SHORT TASK
Find the string "label" in the listing and report every line that has it.

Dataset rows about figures
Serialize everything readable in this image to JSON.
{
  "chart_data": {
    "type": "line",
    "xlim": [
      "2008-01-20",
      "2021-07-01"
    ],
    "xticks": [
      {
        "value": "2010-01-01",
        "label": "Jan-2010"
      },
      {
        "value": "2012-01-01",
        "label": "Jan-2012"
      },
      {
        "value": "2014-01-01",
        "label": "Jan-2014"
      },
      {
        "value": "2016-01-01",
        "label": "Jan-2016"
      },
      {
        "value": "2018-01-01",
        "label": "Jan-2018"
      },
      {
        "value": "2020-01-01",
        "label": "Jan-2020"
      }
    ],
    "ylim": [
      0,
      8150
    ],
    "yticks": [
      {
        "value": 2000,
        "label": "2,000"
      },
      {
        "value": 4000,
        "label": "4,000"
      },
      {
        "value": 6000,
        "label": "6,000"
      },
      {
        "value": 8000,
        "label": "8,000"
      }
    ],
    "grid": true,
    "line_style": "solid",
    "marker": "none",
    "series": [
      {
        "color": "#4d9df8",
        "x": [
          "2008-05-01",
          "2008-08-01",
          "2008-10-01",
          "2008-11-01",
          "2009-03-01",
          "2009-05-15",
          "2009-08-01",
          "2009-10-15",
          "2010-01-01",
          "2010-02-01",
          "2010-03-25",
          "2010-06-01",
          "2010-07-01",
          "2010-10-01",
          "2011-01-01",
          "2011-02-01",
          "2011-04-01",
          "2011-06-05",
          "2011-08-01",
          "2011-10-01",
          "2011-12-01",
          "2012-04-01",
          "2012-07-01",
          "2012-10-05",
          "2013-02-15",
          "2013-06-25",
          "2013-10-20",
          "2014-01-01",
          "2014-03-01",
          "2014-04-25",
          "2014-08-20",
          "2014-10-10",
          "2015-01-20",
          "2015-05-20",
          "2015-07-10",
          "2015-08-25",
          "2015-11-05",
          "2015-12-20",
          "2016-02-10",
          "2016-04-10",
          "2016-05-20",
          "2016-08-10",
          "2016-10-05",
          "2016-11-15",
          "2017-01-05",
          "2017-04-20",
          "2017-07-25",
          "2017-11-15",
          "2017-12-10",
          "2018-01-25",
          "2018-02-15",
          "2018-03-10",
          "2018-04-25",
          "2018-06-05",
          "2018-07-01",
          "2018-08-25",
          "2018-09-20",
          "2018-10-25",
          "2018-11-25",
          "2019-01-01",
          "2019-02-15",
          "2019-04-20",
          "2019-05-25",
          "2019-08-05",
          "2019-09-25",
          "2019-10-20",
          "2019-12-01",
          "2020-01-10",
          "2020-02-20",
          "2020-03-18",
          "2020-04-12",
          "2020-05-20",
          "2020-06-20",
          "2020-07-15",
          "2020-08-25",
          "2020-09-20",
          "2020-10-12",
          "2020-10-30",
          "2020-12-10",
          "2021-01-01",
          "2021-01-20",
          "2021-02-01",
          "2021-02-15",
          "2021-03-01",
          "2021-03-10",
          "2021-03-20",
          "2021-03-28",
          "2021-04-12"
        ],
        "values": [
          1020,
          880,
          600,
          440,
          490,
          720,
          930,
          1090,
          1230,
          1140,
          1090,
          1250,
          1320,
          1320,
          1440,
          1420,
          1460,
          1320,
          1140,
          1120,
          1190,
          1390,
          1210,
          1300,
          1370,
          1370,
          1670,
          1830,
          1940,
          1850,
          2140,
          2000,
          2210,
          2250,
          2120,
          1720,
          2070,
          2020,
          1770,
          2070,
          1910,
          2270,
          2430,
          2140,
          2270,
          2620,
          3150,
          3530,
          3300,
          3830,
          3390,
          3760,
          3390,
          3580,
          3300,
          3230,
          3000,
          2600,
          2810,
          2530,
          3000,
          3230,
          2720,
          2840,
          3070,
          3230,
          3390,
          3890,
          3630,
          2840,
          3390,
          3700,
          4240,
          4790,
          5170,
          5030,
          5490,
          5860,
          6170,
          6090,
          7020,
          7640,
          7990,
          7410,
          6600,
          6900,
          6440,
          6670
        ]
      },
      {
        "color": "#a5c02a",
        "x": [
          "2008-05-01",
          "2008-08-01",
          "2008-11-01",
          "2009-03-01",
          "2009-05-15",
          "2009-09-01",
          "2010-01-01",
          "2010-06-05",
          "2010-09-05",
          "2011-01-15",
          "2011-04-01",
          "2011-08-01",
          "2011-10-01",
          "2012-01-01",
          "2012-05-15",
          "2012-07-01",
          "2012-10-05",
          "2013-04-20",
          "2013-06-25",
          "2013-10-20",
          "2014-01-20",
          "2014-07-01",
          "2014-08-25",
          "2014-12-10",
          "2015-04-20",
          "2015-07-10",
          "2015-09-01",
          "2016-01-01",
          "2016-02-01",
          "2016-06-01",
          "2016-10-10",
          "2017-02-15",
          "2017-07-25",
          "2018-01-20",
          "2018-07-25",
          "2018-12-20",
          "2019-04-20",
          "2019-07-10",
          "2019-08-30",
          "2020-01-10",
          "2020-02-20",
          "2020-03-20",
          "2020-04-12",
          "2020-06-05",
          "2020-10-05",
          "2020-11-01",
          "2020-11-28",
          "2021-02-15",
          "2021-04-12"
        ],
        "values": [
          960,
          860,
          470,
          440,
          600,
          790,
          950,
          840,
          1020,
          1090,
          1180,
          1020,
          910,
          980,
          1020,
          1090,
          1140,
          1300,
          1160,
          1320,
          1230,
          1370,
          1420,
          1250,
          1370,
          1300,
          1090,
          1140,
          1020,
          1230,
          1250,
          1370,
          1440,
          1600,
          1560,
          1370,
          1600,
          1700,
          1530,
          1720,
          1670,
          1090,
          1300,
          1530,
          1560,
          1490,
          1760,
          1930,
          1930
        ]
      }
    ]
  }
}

COMPLETED EXERCISE
        "label": "Jan-2010"
        "label": "Jan-2012"
        "label": "Jan-2014"
        "label": "Jan-2016"
        "label": "Jan-2018"
        "label": "Jan-2020"
        "label": "2,000"
        "label": "4,000"
        "label": "6,000"
        "label": "8,000"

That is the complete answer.